- [SUPPLIED TEXT]:
<<<<
Due to differences in dataset version, URIs can vary over time, the aim of this section is to retrieve a unique ID referent for each set of URIs.


In [None]:
from src.get_equivalent_url import get_equivalent_url

In [None]:
def add_equivalent_url(df_path, save_path, dataset):
    if not os.path.exists(save_path):
        get_equivalent_url(df_path=df_path, save_path=save_path, dataset=dataset)

In [None]:
csv_folder = os.path.join(FOLDER_SAVE_DATA, DATASET, "gs_events")
json_folder = os.path.join(FOLDER_SAVE_DATA, DATASET, "referents")

csv_files = os.listdir(csv_folder)

args = [
    (os.path.join(csv_folder, csv_file),
     os.path.join(
         json_folder,
         f"{os.path.splitext(csv_file)[0]}.json"),
     DATASET) \
             for csv_file in csv_files
]

pool = Pool(processes=NB_CPUS)
pool.starmap(add_equivalent_url, args)


### 2.3. Start and End dates of each event

Minimum start date among all start dates, maximum end date among all end dates.

Start date must be before end date.

In [None]:
QUERY_DATES_TEMPLATE = """
PREFIX sem: <http://semanticweb.cs.vu.nl/2009/11/sem/>
PREFIX owl: <http://www.w3.org/2002/07/owl#>
SELECT (min(?startTimeEvent) as ?min) (max(?endTimeEvent) as ?max)
WHERE {
    
 ?event owl:sameAs <event-to-replace> .
 ?event sem:hasSubEvent* ?subEvent .
 ?event sem:hasBeginTimeStamp ?startTimeEvent .
 OPTIONAL { ?event sem:hasEndTimeStamp ?endTimeEvent . }
 ?event owl:sameAs ?eventKG .

 FILTER( strStarts( str(?eventKG), "<dataset_start_uri>" ) ) .
}
GROUP BY ?eventKG
HAVING (max(?endTimeEvent) > min(?startTimeEvent))
"""

QUERY_DATES_TEMPLATE = QUERY_DATES_TEMPLATE.replace('<dataset_start_uri>', DATASET_TO_START_URI[DATASET])

In [None]:
query = QUERY_DATES_TEMPLATE.replace(
        "event-to-replace", "http://yago-knowledge.org/resource/World_War_II")
response = requests.get(ENDPOINT, headers=HEADERS,
                    params={"query": query})
pd.read_csv(io.StringIO(response.content.decode('utf-8')))

In [None]:
def get_dates(event):
    query = QUERY_DATES_TEMPLATE.replace(
        "event-to-replace", event)
    response = requests.get(ENDPOINT, headers=HEADERS,
                        params={"query": query})
    return pd.read_csv(io.StringIO(response.content.decode('utf-8')))

In [None]:
if ray.is_initialized() == True:
    ray.shutdown()
pool = Pool(processes=NB_CPUS)
result = pool.map(get_dates, df_events[df_events.nbSubEvent >= 10].eventKG.values)
if ray.is_initialized() == True:
    ray.shutdown()

In [None]:
result[0]

In [None]:
from src.triply_interface import TriplInterface

interface = TriplInterface()

def retrieve_date_triply(node):
    predicate = "http://dbpedia.org/ontology/startDate"
>>>>
(Data extracted from a collection)
<<<<
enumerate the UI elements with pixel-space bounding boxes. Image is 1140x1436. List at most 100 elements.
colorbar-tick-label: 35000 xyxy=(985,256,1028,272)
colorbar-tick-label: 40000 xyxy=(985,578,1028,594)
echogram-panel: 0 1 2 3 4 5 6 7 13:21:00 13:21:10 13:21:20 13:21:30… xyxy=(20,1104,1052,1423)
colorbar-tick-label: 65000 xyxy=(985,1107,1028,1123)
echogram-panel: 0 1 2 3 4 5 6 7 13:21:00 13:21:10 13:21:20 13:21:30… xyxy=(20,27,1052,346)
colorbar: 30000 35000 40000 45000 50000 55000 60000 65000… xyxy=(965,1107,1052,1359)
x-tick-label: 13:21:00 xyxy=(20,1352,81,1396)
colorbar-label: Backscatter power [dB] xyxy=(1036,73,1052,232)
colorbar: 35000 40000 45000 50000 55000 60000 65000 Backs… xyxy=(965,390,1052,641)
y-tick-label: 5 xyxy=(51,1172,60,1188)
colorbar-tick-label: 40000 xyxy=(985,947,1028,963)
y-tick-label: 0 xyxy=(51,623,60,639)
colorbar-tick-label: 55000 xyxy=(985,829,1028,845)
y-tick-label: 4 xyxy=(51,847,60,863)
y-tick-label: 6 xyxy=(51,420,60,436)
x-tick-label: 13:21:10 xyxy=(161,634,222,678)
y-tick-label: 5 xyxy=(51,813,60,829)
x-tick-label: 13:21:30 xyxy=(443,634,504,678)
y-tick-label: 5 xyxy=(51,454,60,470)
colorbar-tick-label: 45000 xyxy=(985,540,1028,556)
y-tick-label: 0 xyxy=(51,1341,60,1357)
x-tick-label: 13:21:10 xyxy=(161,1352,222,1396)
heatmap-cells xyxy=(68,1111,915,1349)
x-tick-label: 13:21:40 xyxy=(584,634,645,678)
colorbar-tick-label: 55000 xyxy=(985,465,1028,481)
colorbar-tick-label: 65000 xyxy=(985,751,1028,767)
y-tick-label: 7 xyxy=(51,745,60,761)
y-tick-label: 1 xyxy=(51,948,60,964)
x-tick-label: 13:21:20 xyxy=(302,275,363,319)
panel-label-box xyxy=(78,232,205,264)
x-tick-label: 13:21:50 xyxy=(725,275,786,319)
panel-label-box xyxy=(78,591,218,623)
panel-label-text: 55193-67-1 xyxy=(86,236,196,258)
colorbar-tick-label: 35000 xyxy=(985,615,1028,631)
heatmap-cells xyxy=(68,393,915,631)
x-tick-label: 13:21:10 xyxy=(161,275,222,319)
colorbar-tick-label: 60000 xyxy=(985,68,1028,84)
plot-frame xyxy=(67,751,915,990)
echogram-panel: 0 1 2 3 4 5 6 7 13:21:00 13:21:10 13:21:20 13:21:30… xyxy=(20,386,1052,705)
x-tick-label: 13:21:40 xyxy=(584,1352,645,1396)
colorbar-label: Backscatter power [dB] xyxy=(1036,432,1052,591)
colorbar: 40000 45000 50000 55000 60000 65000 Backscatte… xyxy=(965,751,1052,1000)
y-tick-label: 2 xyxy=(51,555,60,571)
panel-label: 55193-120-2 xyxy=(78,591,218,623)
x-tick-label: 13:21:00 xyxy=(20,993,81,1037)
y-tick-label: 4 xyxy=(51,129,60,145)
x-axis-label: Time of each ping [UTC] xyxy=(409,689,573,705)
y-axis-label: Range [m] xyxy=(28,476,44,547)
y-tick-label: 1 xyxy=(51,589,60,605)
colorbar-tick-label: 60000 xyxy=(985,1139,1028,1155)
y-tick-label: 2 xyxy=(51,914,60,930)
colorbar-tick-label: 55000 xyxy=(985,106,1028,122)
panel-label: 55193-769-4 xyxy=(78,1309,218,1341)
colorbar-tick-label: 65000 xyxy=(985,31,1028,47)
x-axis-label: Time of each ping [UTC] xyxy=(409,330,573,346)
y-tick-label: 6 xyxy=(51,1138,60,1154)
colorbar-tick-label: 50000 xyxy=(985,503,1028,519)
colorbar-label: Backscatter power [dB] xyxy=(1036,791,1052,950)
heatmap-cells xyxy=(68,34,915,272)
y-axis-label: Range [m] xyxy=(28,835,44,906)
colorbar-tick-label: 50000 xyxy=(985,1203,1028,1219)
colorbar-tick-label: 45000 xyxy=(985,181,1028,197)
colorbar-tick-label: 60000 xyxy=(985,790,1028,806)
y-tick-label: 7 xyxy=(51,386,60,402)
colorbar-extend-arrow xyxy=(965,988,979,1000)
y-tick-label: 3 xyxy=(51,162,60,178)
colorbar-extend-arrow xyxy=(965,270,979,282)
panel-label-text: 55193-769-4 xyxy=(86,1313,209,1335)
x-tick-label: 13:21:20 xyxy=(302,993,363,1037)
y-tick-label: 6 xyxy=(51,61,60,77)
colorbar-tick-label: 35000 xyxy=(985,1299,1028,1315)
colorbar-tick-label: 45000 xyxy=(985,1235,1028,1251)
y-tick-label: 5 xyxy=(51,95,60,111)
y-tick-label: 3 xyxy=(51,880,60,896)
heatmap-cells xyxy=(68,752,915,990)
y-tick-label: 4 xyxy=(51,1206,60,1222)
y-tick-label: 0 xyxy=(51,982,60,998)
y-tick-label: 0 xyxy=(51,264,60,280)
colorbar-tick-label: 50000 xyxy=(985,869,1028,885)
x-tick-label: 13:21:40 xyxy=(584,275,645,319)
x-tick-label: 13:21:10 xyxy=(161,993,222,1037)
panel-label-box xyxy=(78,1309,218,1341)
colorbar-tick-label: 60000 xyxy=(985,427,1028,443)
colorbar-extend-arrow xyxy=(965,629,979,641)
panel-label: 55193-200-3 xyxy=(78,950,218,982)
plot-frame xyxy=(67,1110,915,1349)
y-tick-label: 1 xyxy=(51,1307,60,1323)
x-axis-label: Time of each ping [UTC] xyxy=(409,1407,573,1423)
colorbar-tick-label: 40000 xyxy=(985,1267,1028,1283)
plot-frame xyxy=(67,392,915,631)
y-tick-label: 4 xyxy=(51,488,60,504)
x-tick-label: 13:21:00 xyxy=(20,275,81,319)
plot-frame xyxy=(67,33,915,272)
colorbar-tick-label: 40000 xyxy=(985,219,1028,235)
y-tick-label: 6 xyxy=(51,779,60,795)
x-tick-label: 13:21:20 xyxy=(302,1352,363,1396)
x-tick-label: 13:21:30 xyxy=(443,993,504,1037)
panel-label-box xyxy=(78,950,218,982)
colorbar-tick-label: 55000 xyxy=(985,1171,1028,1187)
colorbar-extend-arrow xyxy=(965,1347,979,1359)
>>>>
- [WRITTEN EXERCISE A]: Summarize the notebook excerpt on event URIs and dates in two sentences.
- [WRITTEN EXERCISE B]: Extend the notebook excerpt on event URIs and dates, picking up right after its final line of code.

- [TASK OUTPUT A]: Because URIs can vary over time across dataset versions, the notebook excerpt first retrieves a unique ID referent for each set of URIs by running get_equivalent_url in parallel over the CSV files in a gs_events folder, saving JSON files to a referents folder. It then uses a SPARQL query template to get each event's dates as the minimum of all start dates and the maximum of all end dates, requiring the start date to come before the end date.

- [TASK OUTPUT B]:
    triples = interface.run_request(params=dict(subject=node, predicate=predicate), filter_pred=[], filter_keep=False)
    if len(triples) == 0:
        return None, None
    elif len(triples) == 1:
        return str(triples[0][2]), str(triples[0][2])
    else:
        dates = [str(elt[2]) for elt in triples]
        return min(dates), max(dates)

In [None]:
manual_dates = {
    "2014_United_States_elections": {"start": "2014-11-04", "end": "2014-11-04"},
    "2018_United_States_elections": {"start": "2018-11-06", "end": "2018-11-06"},
    "Arab–Israeli_conflict": {"start": "1948-05-15", "end": "2021-12-31"},
    "War_on_terror": {"start": "2011-09-11", "end": "2021-12-31"},
    "Iraqi_conflict_(2003–present)": {"start": "2003-03-20", "end": "2021-12-31"},
    "War_on_Terror": {"start": "2001-09-15", "end": "2022-12-31"}
}

In [None]:
def store_changing_config(dico):
    counter = 0
    for i, event in enumerate(df_events[df_events.nbSubEvent >= 10].eventKG.values):
        curr_df = result[i]
        name = event.split("/")[-1]
        start, end = None, None
        if curr_df.shape[0] != 0:
            start = curr_df["min"].values[0]
            end = curr_df["max"].values[0]
        else:
            #start, end = retrieve_date_triply(node=event)
            if not (start and end) and name in manual_dates:
                start, end = manual_dates.get(name).get("start"), manual_dates.get(name).get("end")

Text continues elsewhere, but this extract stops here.